= TRY IT =
Count up the lines below that hold "between", then give that count by itself.
BEGIN SOURCE RECORDS
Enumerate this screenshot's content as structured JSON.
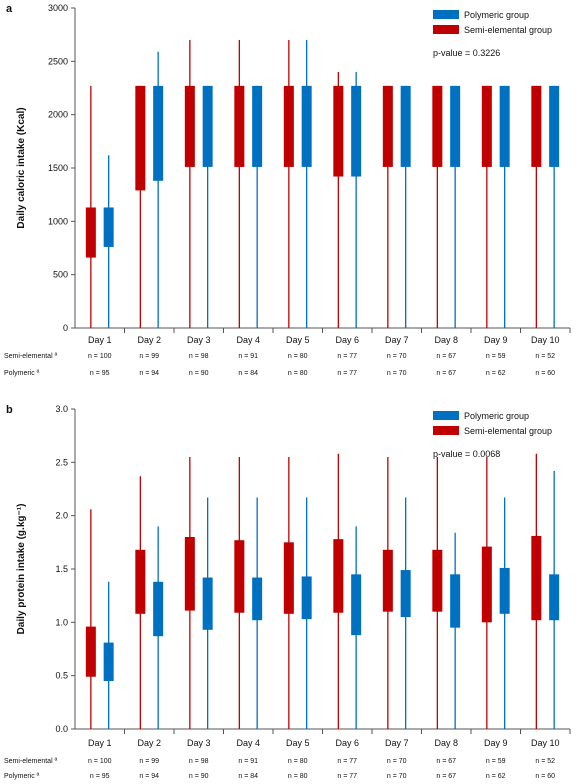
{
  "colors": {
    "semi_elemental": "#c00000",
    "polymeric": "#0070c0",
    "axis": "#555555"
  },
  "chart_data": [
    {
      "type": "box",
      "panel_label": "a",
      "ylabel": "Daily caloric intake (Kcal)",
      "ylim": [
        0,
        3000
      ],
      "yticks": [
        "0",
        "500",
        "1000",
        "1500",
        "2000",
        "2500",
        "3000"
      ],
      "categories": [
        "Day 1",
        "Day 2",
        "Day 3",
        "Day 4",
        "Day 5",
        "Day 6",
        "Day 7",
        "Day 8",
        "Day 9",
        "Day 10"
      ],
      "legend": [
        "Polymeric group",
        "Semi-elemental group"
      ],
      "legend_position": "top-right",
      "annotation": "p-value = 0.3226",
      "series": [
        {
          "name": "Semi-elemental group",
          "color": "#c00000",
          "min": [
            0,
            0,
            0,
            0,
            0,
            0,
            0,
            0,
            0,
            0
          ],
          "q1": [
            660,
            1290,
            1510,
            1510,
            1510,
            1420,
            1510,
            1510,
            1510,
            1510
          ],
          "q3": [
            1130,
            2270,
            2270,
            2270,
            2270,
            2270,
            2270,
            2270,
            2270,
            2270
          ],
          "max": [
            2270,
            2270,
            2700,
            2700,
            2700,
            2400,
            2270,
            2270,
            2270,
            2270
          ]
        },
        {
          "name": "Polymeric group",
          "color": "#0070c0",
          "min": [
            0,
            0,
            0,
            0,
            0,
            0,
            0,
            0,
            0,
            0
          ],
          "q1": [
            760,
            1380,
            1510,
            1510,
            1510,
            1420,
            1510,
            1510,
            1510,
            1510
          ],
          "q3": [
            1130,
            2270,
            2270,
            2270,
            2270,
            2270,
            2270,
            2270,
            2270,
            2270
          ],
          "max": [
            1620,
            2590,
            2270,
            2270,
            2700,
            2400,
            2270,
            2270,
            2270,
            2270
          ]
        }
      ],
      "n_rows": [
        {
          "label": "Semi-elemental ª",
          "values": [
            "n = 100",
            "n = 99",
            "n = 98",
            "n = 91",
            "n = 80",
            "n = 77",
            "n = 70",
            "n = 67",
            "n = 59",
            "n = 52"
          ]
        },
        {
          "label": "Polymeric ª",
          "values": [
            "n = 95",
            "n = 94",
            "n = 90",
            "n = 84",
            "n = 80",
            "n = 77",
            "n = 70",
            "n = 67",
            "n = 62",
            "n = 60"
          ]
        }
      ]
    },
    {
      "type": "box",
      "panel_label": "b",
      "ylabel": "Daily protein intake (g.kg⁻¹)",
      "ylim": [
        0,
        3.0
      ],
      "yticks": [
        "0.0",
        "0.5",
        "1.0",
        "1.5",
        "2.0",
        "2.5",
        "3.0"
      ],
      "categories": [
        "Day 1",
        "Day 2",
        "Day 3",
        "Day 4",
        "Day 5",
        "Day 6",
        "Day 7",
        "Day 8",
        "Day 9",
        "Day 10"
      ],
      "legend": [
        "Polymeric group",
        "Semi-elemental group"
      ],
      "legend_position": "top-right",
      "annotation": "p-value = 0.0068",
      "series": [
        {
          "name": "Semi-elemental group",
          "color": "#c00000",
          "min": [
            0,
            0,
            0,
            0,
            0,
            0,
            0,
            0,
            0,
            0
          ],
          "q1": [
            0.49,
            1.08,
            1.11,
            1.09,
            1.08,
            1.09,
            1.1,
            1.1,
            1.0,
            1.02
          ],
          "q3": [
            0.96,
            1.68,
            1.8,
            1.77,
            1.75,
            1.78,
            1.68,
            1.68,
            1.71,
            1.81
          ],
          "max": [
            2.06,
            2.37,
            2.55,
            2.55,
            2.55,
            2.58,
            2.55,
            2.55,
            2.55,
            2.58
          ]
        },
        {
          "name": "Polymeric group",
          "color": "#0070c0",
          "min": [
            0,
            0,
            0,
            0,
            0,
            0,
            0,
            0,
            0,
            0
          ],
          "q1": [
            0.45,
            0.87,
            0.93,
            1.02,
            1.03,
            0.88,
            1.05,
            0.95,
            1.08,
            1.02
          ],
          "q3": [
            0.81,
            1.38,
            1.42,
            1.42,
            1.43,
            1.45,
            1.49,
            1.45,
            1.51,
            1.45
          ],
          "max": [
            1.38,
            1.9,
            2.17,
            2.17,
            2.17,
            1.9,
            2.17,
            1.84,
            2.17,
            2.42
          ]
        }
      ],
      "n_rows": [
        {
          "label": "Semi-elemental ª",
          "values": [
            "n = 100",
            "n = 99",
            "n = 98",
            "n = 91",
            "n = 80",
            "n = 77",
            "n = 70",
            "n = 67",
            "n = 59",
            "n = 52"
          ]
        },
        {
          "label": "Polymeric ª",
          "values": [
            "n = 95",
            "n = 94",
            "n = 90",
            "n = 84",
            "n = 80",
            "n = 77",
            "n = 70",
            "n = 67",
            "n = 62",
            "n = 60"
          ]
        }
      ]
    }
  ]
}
END SOURCE RECORDS
BEGIN SOURCE RECORDS
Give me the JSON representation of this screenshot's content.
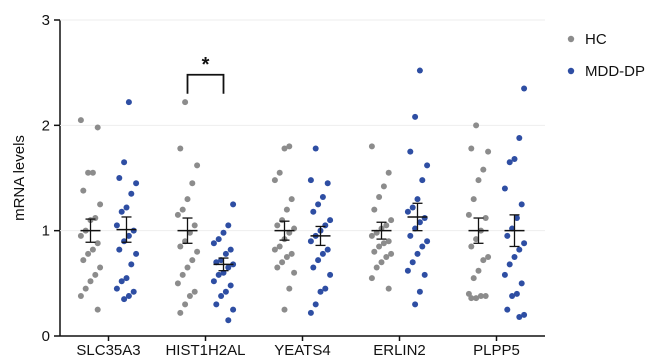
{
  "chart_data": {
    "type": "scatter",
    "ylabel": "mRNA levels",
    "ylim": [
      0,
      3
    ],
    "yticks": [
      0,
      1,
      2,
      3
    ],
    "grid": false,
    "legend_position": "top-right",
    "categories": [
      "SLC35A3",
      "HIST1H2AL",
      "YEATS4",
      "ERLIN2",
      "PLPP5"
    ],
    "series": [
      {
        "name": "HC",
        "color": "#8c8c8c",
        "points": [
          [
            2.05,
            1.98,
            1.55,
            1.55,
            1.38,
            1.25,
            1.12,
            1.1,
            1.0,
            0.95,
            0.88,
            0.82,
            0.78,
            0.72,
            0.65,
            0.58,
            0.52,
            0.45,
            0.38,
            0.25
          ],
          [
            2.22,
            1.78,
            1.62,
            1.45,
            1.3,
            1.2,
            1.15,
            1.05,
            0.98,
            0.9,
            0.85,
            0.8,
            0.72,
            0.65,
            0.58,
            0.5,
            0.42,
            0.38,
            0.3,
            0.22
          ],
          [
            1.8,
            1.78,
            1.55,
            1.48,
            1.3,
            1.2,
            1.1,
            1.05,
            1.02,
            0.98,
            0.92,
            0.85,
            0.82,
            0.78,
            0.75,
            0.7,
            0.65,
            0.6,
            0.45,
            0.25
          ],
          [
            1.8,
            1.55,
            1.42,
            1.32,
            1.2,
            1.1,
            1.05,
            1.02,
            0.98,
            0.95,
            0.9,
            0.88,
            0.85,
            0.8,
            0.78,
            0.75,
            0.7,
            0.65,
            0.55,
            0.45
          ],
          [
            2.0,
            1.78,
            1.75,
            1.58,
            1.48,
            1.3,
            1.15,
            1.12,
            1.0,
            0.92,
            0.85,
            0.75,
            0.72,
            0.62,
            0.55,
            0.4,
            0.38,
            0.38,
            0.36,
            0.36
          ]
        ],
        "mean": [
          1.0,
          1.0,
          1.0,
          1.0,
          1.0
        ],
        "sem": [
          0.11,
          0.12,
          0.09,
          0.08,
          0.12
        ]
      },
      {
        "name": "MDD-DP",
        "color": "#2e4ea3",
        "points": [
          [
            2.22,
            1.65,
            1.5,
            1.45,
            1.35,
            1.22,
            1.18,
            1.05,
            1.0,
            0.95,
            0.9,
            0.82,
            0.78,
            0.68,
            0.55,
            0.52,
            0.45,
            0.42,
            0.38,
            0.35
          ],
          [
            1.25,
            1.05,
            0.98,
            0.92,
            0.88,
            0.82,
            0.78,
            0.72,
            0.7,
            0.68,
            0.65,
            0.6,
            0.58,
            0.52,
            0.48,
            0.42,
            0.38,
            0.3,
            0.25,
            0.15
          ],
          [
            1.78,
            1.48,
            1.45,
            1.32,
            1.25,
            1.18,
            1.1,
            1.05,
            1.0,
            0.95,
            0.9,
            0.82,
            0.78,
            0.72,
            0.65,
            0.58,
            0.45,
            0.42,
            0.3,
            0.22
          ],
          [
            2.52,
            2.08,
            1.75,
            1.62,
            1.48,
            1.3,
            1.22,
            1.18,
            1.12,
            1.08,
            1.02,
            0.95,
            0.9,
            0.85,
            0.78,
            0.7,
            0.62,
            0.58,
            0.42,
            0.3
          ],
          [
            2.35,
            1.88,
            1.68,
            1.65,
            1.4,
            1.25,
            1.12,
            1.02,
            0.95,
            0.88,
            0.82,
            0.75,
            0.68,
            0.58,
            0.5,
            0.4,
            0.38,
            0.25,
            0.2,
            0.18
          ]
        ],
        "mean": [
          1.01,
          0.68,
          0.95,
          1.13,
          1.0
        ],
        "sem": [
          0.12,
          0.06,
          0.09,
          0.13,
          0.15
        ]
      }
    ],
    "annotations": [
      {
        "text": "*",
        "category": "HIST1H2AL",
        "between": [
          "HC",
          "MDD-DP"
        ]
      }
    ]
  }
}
END SOURCE RECORDS
BEGIN SOURCE RECORDS
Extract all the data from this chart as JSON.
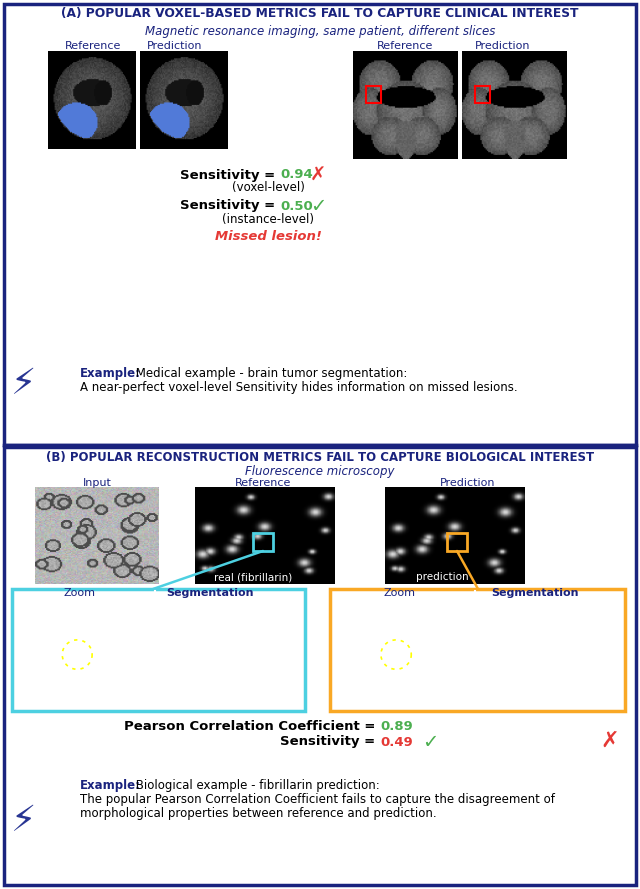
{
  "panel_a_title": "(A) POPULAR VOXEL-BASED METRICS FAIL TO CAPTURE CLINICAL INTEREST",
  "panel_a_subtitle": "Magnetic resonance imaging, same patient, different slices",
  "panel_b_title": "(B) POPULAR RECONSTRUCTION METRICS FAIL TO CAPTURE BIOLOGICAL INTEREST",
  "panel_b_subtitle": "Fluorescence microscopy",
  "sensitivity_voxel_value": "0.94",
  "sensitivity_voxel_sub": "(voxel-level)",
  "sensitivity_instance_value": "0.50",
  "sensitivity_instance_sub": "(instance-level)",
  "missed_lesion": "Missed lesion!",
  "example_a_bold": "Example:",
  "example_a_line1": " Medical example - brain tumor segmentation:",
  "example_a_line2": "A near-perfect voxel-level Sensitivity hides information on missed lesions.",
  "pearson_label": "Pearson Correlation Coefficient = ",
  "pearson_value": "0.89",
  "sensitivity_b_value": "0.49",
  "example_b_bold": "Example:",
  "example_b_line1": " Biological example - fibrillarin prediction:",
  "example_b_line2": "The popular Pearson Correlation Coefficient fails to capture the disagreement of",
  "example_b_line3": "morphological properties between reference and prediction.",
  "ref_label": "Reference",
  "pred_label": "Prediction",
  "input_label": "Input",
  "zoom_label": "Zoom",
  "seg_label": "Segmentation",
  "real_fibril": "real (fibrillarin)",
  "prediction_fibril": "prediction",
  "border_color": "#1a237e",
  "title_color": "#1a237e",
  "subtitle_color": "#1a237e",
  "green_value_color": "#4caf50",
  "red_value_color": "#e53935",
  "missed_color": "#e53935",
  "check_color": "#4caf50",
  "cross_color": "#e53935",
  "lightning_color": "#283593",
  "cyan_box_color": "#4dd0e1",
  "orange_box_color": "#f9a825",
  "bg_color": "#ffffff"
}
END SOURCE RECORDS
= ANSWER SPACE =
2